+++ RECORDED INFORMATION

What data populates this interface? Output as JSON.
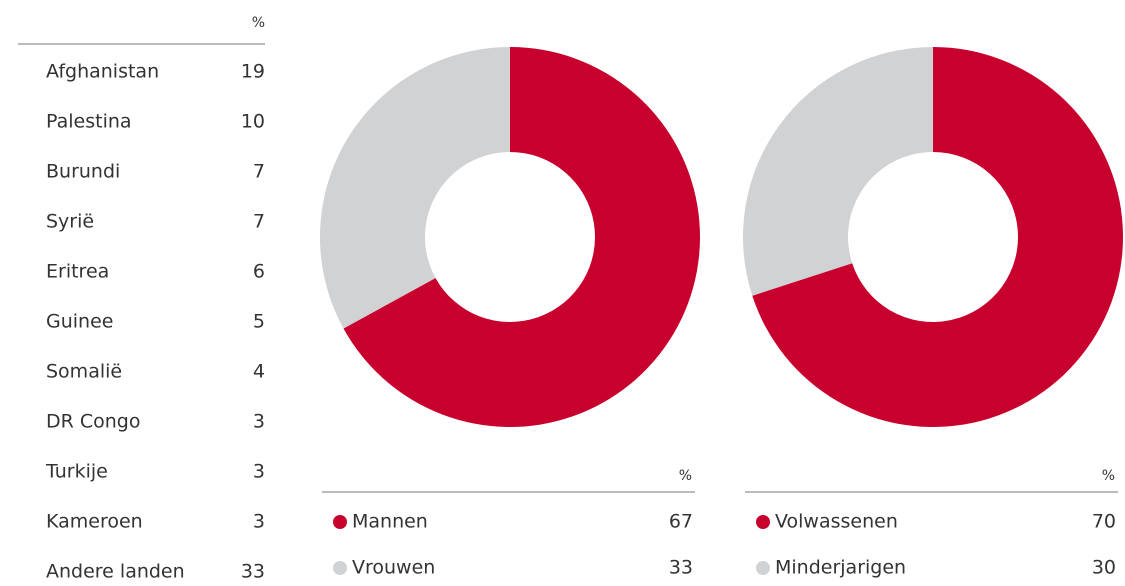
{
  "table": {
    "unit": "%",
    "rows": [
      [
        "Afghanistan",
        19
      ],
      [
        "Palestina",
        10
      ],
      [
        "Burundi",
        7
      ],
      [
        "Syrië",
        7
      ],
      [
        "Eritrea",
        6
      ],
      [
        "Guinee",
        5
      ],
      [
        "Somalië",
        4
      ],
      [
        "DR Congo",
        3
      ],
      [
        "Turkije",
        3
      ],
      [
        "Kameroen",
        3
      ],
      [
        "Andere landen",
        33
      ]
    ]
  },
  "chart_data": [
    {
      "type": "donut",
      "unit": "%",
      "categories": [
        "Mannen",
        "Vrouwen"
      ],
      "values": [
        67,
        33
      ],
      "colors": [
        "#c8002d",
        "#d1d2d4"
      ]
    },
    {
      "type": "donut",
      "unit": "%",
      "categories": [
        "Volwassenen",
        "Minderjarigen"
      ],
      "values": [
        70,
        30
      ],
      "colors": [
        "#c8002d",
        "#d1d2d4"
      ]
    }
  ]
}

++++++

All the lines above are to be given again exactly as they read, with the pictures removed.

■ COMPLETED TASK ■
What data populates this interface? Output as JSON.
{
  "table": {
    "unit": "%",
    "rows": [
      [
        "Afghanistan",
        19
      ],
      [
        "Palestina",
        10
      ],
      [
        "Burundi",
        7
      ],
      [
        "Syrië",
        7
      ],
      [
        "Eritrea",
        6
      ],
      [
        "Guinee",
        5
      ],
      [
        "Somalië",
        4
      ],
      [
        "DR Congo",
        3
      ],
      [
        "Turkije",
        3
      ],
      [
        "Kameroen",
        3
      ],
      [
        "Andere landen",
        33
      ]
    ]
  },
  "chart_data": [
    {
      "type": "donut",
      "unit": "%",
      "categories": [
        "Mannen",
        "Vrouwen"
      ],
      "values": [
        67,
        33
      ],
      "colors": [
        "#c8002d",
        "#d1d2d4"
      ]
    },
    {
      "type": "donut",
      "unit": "%",
      "categories": [
        "Volwassenen",
        "Minderjarigen"
      ],
      "values": [
        70,
        30
      ],
      "colors": [
        "#c8002d",
        "#d1d2d4"
      ]
    }
  ]
}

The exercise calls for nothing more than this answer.